* _Figure collection entries_:
▬▬▬

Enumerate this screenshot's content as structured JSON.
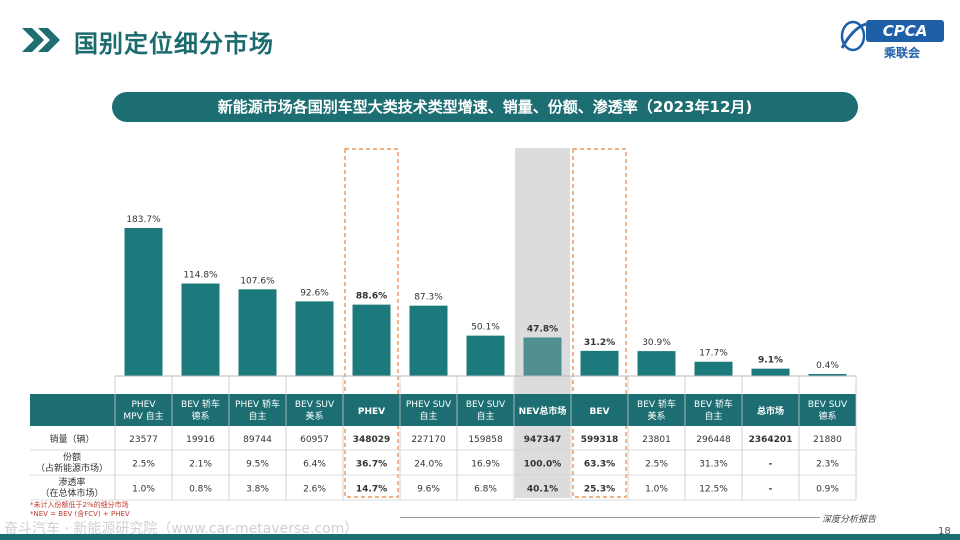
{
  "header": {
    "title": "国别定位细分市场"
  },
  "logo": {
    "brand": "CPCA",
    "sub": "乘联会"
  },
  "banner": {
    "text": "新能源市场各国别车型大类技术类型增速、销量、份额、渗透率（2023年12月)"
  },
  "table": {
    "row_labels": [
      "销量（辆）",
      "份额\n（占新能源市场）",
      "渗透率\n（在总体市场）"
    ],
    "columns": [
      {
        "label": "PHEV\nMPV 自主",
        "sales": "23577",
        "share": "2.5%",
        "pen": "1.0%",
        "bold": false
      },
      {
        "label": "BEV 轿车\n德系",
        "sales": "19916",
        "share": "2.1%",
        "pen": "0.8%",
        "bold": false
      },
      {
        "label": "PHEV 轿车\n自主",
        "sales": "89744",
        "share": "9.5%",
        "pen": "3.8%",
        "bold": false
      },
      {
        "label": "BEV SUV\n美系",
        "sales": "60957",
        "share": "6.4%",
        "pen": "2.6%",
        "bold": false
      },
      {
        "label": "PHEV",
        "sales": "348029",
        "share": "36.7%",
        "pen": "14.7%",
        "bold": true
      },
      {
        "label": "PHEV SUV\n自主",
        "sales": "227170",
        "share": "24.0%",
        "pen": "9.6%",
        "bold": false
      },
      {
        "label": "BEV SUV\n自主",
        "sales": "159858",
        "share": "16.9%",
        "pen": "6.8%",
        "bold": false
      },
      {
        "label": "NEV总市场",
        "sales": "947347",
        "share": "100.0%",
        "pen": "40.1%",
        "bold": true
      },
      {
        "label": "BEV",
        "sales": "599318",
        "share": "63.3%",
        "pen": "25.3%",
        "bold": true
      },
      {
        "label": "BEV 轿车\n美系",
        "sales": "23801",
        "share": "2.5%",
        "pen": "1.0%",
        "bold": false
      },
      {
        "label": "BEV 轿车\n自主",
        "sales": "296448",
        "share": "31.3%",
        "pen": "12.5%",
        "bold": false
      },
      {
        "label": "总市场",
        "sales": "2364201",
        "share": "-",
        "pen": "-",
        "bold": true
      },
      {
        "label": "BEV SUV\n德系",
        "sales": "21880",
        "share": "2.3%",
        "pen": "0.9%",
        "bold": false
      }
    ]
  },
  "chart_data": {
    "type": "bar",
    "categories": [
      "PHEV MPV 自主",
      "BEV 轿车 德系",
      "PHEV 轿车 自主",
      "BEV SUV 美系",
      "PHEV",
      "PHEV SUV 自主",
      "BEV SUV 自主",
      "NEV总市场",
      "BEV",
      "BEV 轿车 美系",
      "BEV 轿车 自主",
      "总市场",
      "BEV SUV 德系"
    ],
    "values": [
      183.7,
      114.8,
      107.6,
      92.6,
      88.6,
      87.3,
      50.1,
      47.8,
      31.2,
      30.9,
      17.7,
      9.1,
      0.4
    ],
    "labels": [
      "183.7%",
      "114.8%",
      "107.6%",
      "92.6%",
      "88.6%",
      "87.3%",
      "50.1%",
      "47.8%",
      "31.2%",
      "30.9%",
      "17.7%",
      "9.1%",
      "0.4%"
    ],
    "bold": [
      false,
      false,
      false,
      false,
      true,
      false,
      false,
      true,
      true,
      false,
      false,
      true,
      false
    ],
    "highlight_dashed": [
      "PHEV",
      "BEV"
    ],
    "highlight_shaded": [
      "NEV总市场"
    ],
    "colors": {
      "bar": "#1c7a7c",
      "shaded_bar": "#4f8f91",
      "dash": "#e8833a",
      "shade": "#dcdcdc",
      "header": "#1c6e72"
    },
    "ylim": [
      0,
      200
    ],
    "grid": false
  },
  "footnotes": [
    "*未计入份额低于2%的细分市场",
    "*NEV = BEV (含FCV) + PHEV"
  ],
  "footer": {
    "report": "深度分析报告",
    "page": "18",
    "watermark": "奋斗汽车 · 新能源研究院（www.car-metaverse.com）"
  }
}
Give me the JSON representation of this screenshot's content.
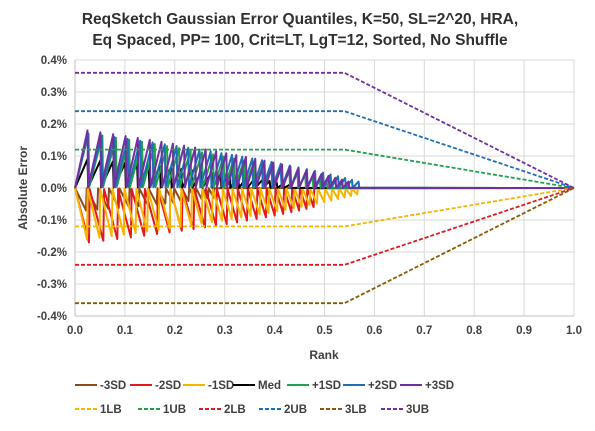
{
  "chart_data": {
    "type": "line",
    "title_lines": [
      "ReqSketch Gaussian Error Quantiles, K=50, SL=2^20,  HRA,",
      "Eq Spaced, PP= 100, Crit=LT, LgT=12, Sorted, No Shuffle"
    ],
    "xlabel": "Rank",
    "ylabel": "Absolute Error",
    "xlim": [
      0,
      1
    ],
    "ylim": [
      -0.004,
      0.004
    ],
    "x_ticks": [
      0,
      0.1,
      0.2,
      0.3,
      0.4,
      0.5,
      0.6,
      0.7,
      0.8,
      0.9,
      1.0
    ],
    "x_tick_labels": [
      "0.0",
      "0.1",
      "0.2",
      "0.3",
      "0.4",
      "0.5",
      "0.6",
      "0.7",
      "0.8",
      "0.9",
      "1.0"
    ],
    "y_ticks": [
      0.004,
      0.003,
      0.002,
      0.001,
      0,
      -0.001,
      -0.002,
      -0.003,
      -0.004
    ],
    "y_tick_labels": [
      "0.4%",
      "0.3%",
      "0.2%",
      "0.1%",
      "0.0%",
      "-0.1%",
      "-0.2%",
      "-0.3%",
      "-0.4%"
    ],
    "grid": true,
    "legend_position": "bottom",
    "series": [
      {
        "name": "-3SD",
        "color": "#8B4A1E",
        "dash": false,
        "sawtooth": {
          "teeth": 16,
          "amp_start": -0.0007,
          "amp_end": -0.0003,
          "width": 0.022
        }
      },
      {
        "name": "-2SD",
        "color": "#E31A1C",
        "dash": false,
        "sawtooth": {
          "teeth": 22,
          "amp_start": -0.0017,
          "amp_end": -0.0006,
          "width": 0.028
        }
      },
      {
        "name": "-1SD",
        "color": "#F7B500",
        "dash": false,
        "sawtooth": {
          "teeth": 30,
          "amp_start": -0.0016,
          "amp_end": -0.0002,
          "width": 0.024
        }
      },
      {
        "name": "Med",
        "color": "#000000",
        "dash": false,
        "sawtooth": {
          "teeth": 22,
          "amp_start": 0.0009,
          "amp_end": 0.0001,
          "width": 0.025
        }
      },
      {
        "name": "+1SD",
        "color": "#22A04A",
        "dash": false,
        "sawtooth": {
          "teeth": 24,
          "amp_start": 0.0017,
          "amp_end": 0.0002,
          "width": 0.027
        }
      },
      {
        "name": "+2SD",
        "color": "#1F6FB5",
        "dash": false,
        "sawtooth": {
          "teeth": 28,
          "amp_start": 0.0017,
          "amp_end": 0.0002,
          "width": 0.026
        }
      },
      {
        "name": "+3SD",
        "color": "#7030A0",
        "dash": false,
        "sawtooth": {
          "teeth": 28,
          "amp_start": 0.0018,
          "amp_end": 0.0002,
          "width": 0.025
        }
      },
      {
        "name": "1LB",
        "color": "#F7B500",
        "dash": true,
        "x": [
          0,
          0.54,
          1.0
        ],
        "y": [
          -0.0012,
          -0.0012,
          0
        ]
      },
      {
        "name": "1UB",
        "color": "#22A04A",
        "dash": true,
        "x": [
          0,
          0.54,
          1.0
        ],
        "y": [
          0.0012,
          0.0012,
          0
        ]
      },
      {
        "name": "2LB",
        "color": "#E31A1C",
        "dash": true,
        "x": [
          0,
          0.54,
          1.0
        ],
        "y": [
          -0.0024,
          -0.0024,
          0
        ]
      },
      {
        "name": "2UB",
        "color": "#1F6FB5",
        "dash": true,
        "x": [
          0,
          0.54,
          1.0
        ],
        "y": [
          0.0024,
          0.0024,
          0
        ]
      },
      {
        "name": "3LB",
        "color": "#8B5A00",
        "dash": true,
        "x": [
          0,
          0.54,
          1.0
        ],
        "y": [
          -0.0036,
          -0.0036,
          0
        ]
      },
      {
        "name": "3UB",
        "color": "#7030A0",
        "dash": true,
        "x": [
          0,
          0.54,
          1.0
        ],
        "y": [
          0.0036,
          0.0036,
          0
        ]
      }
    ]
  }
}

▬▬▬

* _What to produce_:
Extract lines where the string "content" occurs.

* _Full output_:
Enumerate this screenshot's content as structured JSON.
Give me the JSON representation of this screenshot's content.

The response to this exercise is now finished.